Bounding box annotations:
******************************

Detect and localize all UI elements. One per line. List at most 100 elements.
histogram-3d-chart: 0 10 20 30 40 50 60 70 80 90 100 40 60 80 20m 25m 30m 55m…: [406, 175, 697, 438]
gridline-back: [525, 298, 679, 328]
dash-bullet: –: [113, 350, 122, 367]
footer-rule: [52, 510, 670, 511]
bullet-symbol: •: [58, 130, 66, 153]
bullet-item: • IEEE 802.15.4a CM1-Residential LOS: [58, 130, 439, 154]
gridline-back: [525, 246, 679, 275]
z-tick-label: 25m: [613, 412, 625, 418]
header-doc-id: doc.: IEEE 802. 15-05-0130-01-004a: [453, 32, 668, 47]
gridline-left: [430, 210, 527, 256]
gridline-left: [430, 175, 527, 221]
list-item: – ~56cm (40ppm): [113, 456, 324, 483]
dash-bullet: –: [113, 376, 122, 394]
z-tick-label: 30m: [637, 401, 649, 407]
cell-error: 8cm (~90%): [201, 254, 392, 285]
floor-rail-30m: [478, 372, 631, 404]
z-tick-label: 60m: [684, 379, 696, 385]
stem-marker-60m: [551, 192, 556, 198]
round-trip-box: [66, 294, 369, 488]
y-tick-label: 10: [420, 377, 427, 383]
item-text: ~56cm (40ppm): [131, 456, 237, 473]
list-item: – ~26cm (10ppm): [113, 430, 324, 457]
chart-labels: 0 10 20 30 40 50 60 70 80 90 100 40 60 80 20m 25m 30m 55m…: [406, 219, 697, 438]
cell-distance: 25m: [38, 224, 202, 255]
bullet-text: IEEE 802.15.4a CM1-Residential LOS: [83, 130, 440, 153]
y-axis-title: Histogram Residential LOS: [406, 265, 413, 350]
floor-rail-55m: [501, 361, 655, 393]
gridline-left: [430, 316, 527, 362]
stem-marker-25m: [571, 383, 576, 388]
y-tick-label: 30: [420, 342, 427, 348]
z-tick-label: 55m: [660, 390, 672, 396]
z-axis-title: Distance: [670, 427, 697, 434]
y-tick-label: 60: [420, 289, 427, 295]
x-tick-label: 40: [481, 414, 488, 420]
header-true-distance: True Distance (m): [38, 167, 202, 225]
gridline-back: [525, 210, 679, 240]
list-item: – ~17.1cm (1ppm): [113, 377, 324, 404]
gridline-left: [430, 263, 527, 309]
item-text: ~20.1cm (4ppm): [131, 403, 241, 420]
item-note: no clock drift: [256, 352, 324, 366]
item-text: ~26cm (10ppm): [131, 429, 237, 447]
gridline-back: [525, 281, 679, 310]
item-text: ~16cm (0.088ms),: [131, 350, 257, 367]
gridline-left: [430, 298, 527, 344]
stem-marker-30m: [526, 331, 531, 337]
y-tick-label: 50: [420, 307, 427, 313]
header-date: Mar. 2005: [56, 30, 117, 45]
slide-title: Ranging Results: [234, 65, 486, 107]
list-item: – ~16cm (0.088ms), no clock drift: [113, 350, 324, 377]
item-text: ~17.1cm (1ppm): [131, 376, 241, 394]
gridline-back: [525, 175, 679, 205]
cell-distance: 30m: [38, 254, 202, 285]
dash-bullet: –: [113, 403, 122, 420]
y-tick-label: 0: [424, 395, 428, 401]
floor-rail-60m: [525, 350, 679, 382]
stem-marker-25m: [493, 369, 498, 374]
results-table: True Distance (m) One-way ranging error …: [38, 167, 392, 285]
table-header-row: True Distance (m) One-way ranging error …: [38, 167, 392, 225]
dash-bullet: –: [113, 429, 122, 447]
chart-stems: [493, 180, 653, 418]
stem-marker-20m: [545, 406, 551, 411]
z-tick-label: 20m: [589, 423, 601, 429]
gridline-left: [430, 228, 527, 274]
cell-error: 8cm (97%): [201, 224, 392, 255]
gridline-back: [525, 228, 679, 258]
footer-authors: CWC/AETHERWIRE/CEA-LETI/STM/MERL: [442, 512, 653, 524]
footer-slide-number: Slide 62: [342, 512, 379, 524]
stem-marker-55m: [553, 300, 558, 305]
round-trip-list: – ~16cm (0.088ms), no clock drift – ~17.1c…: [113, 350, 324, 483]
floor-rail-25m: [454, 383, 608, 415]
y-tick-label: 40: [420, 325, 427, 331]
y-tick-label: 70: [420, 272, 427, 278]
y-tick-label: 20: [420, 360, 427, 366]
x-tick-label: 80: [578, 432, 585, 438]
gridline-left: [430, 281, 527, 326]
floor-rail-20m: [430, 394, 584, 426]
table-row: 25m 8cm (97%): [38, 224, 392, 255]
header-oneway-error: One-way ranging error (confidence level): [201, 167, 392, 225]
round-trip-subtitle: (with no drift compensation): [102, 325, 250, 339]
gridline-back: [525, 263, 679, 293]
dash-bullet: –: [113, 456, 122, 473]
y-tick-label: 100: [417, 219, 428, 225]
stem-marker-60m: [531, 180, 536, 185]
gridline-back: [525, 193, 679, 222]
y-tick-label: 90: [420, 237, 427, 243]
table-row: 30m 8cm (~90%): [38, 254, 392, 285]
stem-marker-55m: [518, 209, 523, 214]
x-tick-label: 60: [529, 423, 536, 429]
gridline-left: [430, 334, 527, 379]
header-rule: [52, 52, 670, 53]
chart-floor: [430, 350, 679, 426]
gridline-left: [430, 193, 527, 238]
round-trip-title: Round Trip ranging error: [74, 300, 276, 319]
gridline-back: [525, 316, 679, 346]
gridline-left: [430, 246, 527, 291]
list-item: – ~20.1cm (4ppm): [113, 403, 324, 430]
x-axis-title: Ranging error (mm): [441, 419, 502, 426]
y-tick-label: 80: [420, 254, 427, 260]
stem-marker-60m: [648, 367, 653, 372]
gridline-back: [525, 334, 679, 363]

******************************

Please copy out every item above, reproducing each line character for character.

Detect and localize all UI elements. One per line. List at most 100 elements.
histogram-3d-chart: 0 10 20 30 40 50 60 70 80 90 100 40 60 80 20m 25m 30m 55m…: [406, 175, 697, 438]
gridline-back: [525, 298, 679, 328]
dash-bullet: –: [113, 350, 122, 367]
footer-rule: [52, 510, 670, 511]
bullet-symbol: •: [58, 130, 66, 153]
bullet-item: • IEEE 802.15.4a CM1-Residential LOS: [58, 130, 439, 154]
gridline-back: [525, 246, 679, 275]
z-tick-label: 25m: [613, 412, 625, 418]
header-doc-id: doc.: IEEE 802. 15-05-0130-01-004a: [453, 32, 668, 47]
gridline-left: [430, 210, 527, 256]
gridline-left: [430, 175, 527, 221]
list-item: – ~56cm (40ppm): [113, 456, 324, 483]
dash-bullet: –: [113, 376, 122, 394]
z-tick-label: 30m: [637, 401, 649, 407]
cell-error: 8cm (~90%): [201, 254, 392, 285]
floor-rail-30m: [478, 372, 631, 404]
z-tick-label: 60m: [684, 379, 696, 385]
stem-marker-60m: [551, 192, 556, 198]
round-trip-box: [66, 294, 369, 488]
y-tick-label: 10: [420, 377, 427, 383]
item-text: ~56cm (40ppm): [131, 456, 237, 473]
list-item: – ~26cm (10ppm): [113, 430, 324, 457]
chart-labels: 0 10 20 30 40 50 60 70 80 90 100 40 60 80 20m 25m 30m 55m…: [406, 219, 697, 438]
cell-distance: 25m: [38, 224, 202, 255]
bullet-text: IEEE 802.15.4a CM1-Residential LOS: [83, 130, 440, 153]
y-axis-title: Histogram Residential LOS: [406, 265, 413, 350]
floor-rail-55m: [501, 361, 655, 393]
gridline-left: [430, 316, 527, 362]
stem-marker-25m: [571, 383, 576, 388]
y-tick-label: 30: [420, 342, 427, 348]
z-tick-label: 55m: [660, 390, 672, 396]
z-axis-title: Distance: [670, 427, 697, 434]
y-tick-label: 60: [420, 289, 427, 295]
x-tick-label: 40: [481, 414, 488, 420]
header-true-distance: True Distance (m): [38, 167, 202, 225]
gridline-back: [525, 210, 679, 240]
list-item: – ~17.1cm (1ppm): [113, 377, 324, 404]
gridline-left: [430, 263, 527, 309]
item-text: ~20.1cm (4ppm): [131, 403, 241, 420]
item-note: no clock drift: [256, 352, 324, 366]
item-text: ~26cm (10ppm): [131, 429, 237, 447]
gridline-back: [525, 281, 679, 310]
item-text: ~16cm (0.088ms),: [131, 350, 257, 367]
gridline-left: [430, 298, 527, 344]
stem-marker-30m: [526, 331, 531, 337]
y-tick-label: 50: [420, 307, 427, 313]
header-date: Mar. 2005: [56, 30, 117, 45]
slide-title: Ranging Results: [234, 65, 486, 107]
list-item: – ~16cm (0.088ms), no clock drift: [113, 350, 324, 377]
item-text: ~17.1cm (1ppm): [131, 376, 241, 394]
gridline-back: [525, 175, 679, 205]
cell-distance: 30m: [38, 254, 202, 285]
dash-bullet: –: [113, 403, 122, 420]
y-tick-label: 0: [424, 395, 428, 401]
floor-rail-60m: [525, 350, 679, 382]
stem-marker-25m: [493, 369, 498, 374]
results-table: True Distance (m) One-way ranging error …: [38, 167, 392, 285]
table-header-row: True Distance (m) One-way ranging error …: [38, 167, 392, 225]
dash-bullet: –: [113, 429, 122, 447]
chart-stems: [493, 180, 653, 418]
stem-marker-20m: [545, 406, 551, 411]
z-tick-label: 20m: [589, 423, 601, 429]
gridline-left: [430, 228, 527, 274]
cell-error: 8cm (97%): [201, 224, 392, 255]
gridline-back: [525, 228, 679, 258]
footer-authors: CWC/AETHERWIRE/CEA-LETI/STM/MERL: [442, 512, 653, 524]
footer-slide-number: Slide 62: [342, 512, 379, 524]
stem-marker-55m: [553, 300, 558, 305]
round-trip-list: – ~16cm (0.088ms), no clock drift – ~17.1c…: [113, 350, 324, 483]
floor-rail-25m: [454, 383, 608, 415]
y-tick-label: 40: [420, 325, 427, 331]
y-tick-label: 70: [420, 272, 427, 278]
y-tick-label: 20: [420, 360, 427, 366]
x-tick-label: 80: [578, 432, 585, 438]
gridline-left: [430, 281, 527, 326]
floor-rail-20m: [430, 394, 584, 426]
table-row: 25m 8cm (97%): [38, 224, 392, 255]
header-oneway-error: One-way ranging error (confidence level): [201, 167, 392, 225]
round-trip-subtitle: (with no drift compensation): [102, 325, 250, 339]
gridline-back: [525, 263, 679, 293]
dash-bullet: –: [113, 456, 122, 473]
y-tick-label: 100: [417, 219, 428, 225]
stem-marker-60m: [531, 180, 536, 185]
gridline-back: [525, 193, 679, 222]
y-tick-label: 90: [420, 237, 427, 243]
table-row: 30m 8cm (~90%): [38, 254, 392, 285]
stem-marker-55m: [518, 209, 523, 214]
x-tick-label: 60: [529, 423, 536, 429]
gridline-left: [430, 334, 527, 379]
header-rule: [52, 52, 670, 53]
chart-floor: [430, 350, 679, 426]
gridline-left: [430, 193, 527, 238]
round-trip-title: Round Trip ranging error: [74, 300, 276, 319]
gridline-back: [525, 316, 679, 346]
gridline-left: [430, 246, 527, 291]
list-item: – ~20.1cm (4ppm): [113, 403, 324, 430]
x-axis-title: Ranging error (mm): [441, 419, 502, 426]
y-tick-label: 80: [420, 254, 427, 260]
stem-marker-60m: [648, 367, 653, 372]
gridline-back: [525, 334, 679, 363]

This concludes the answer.